(Source records)

• • • •

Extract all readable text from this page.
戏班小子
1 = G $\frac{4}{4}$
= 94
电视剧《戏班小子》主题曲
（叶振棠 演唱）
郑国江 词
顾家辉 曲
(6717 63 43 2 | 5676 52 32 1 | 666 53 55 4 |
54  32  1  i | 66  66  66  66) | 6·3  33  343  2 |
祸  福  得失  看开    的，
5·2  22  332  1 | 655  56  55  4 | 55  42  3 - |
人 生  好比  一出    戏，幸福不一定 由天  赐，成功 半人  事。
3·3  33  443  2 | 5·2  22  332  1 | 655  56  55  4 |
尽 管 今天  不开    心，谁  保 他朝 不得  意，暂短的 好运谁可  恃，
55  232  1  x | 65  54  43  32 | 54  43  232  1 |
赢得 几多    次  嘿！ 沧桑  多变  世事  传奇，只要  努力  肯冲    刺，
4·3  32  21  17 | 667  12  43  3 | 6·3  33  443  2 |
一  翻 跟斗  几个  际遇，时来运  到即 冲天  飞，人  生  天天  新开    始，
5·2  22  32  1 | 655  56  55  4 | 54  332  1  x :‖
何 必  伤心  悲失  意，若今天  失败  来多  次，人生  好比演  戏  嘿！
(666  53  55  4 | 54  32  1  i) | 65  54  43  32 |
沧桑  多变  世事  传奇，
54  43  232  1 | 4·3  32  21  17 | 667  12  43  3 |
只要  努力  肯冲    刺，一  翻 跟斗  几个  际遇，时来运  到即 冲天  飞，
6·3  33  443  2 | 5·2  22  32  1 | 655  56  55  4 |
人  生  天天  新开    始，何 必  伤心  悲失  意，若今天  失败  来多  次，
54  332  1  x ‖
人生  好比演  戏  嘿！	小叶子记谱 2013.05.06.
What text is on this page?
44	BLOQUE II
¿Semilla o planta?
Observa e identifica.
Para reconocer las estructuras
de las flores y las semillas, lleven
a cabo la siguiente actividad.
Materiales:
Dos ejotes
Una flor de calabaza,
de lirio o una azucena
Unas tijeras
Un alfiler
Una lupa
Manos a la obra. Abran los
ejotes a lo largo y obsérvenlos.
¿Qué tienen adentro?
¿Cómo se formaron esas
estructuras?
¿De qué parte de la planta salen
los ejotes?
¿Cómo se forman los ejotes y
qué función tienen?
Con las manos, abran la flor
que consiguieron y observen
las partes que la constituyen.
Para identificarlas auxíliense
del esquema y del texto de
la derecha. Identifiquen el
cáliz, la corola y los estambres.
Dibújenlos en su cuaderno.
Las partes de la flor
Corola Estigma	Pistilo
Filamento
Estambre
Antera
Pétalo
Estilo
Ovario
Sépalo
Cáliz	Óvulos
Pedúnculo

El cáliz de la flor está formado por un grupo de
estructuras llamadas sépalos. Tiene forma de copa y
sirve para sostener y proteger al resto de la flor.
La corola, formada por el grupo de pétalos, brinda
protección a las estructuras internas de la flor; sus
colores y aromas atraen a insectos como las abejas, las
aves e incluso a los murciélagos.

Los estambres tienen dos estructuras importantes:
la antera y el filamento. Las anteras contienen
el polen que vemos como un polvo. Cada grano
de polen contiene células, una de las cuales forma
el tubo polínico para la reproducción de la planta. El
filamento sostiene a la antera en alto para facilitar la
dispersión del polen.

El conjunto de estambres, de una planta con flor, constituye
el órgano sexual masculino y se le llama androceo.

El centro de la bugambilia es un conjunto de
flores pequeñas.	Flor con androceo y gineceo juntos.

• • • •

Stated exercise
Repeat the records above exactly as they appear.

Exercise solution
Extract all readable text from this page.
戏班小子
1 = G $\frac{4}{4}$
= 94
电视剧《戏班小子》主题曲
（叶振棠 演唱）
郑国江 词
顾家辉 曲
(6717 63 43 2 | 5676 52 32 1 | 666 53 55 4 |
54  32  1  i | 66  66  66  66) | 6·3  33  343  2 |
祸  福  得失  看开    的，
5·2  22  332  1 | 655  56  55  4 | 55  42  3 - |
人 生  好比  一出    戏，幸福不一定 由天  赐，成功 半人  事。
3·3  33  443  2 | 5·2  22  332  1 | 655  56  55  4 |
尽 管 今天  不开    心，谁  保 他朝 不得  意，暂短的 好运谁可  恃，
55  232  1  x | 65  54  43  32 | 54  43  232  1 |
赢得 几多    次  嘿！ 沧桑  多变  世事  传奇，只要  努力  肯冲    刺，
4·3  32  21  17 | 667  12  43  3 | 6·3  33  443  2 |
一  翻 跟斗  几个  际遇，时来运  到即 冲天  飞，人  生  天天  新开    始，
5·2  22  32  1 | 655  56  55  4 | 54  332  1  x :‖
何 必  伤心  悲失  意，若今天  失败  来多  次，人生  好比演  戏  嘿！
(666  53  55  4 | 54  32  1  i) | 65  54  43  32 |
沧桑  多变  世事  传奇，
54  43  232  1 | 4·3  32  21  17 | 667  12  43  3 |
只要  努力  肯冲    刺，一  翻 跟斗  几个  际遇，时来运  到即 冲天  飞，
6·3  33  443  2 | 5·2  22  32  1 | 655  56  55  4 |
人  生  天天  新开    始，何 必  伤心  悲失  意，若今天  失败  来多  次，
54  332  1  x ‖
人生  好比演  戏  嘿！	小叶子记谱 2013.05.06.
What text is on this page?
44	BLOQUE II
¿Semilla o planta?
Observa e identifica.
Para reconocer las estructuras
de las flores y las semillas, lleven
a cabo la siguiente actividad.
Materiales:
Dos ejotes
Una flor de calabaza,
de lirio o una azucena
Unas tijeras
Un alfiler
Una lupa
Manos a la obra. Abran los
ejotes a lo largo y obsérvenlos.
¿Qué tienen adentro?
¿Cómo se formaron esas
estructuras?
¿De qué parte de la planta salen
los ejotes?
¿Cómo se forman los ejotes y
qué función tienen?
Con las manos, abran la flor
que consiguieron y observen
las partes que la constituyen.
Para identificarlas auxíliense
del esquema y del texto de
la derecha. Identifiquen el
cáliz, la corola y los estambres.
Dibújenlos en su cuaderno.
Las partes de la flor
Corola Estigma	Pistilo
Filamento
Estambre
Antera
Pétalo
Estilo
Ovario
Sépalo
Cáliz	Óvulos
Pedúnculo

El cáliz de la flor está formado por un grupo de
estructuras llamadas sépalos. Tiene forma de copa y
sirve para sostener y proteger al resto de la flor.
La corola, formada por el grupo de pétalos, brinda
protección a las estructuras internas de la flor; sus
colores y aromas atraen a insectos como las abejas, las
aves e incluso a los murciélagos.

Los estambres tienen dos estructuras importantes:
la antera y el filamento. Las anteras contienen
el polen que vemos como un polvo. Cada grano
de polen contiene células, una de las cuales forma
el tubo polínico para la reproducción de la planta. El
filamento sostiene a la antera en alto para facilitar la
dispersión del polen.

El conjunto de estambres, de una planta con flor, constituye
el órgano sexual masculino y se le llama androceo.

El centro de la bugambilia es un conjunto de
flores pequeñas.	Flor con androceo y gineceo juntos.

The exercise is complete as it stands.